What is needed »
Images are excluded; otherwise, output every record exactly.

Record extracts »
+===+

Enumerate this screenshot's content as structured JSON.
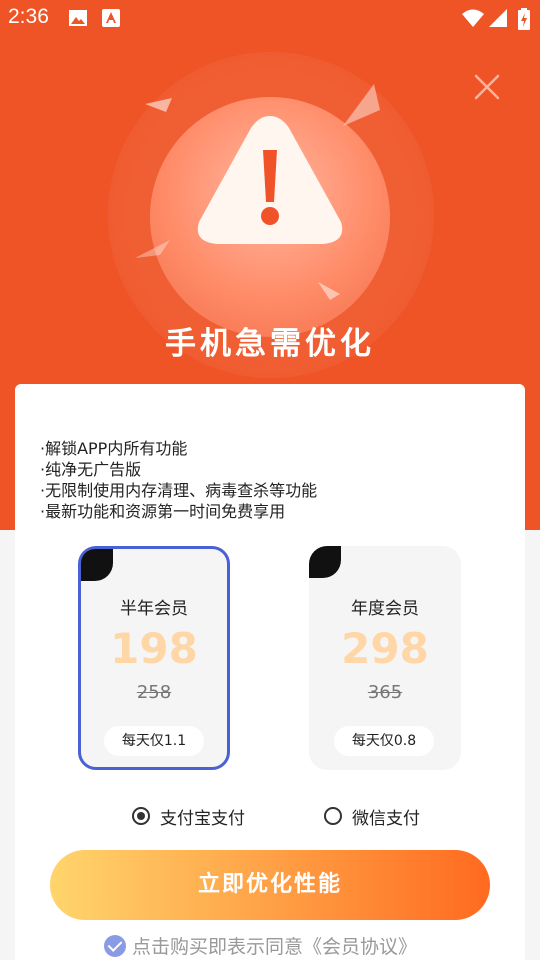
{
  "status_bar": {
    "time": "2:36"
  },
  "hero": {
    "title": "手机急需优化"
  },
  "features": [
    "·解锁APP内所有功能",
    "·纯净无广告版",
    "·无限制使用内存清理、病毒查杀等功能",
    "·最新功能和资源第一时间免费享用"
  ],
  "plans": [
    {
      "name": "半年会员",
      "price": "198",
      "original": "258",
      "daily": "每天仅1.1",
      "selected": true
    },
    {
      "name": "年度会员",
      "price": "298",
      "original": "365",
      "daily": "每天仅0.8",
      "selected": false
    }
  ],
  "payment": {
    "alipay": "支付宝支付",
    "wechat": "微信支付",
    "selected": "alipay"
  },
  "cta": {
    "label": "立即优化性能"
  },
  "agreement": {
    "text": "点击购买即表示同意《会员协议》"
  },
  "colors": {
    "brand": "#ef5426",
    "selected_border": "#4a61d6",
    "price": "#ffd6a6"
  }
}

+===+

Written solution »
Enumerate this screenshot's content as structured JSON.
{
  "status_bar": {
    "time": "2:36"
  },
  "hero": {
    "title": "手机急需优化"
  },
  "features": [
    "·解锁APP内所有功能",
    "·纯净无广告版",
    "·无限制使用内存清理、病毒查杀等功能",
    "·最新功能和资源第一时间免费享用"
  ],
  "plans": [
    {
      "name": "半年会员",
      "price": "198",
      "original": "258",
      "daily": "每天仅1.1",
      "selected": true
    },
    {
      "name": "年度会员",
      "price": "298",
      "original": "365",
      "daily": "每天仅0.8",
      "selected": false
    }
  ],
  "payment": {
    "alipay": "支付宝支付",
    "wechat": "微信支付",
    "selected": "alipay"
  },
  "cta": {
    "label": "立即优化性能"
  },
  "agreement": {
    "text": "点击购买即表示同意《会员协议》"
  },
  "colors": {
    "brand": "#ef5426",
    "selected_border": "#4a61d6",
    "price": "#ffd6a6"
  }
}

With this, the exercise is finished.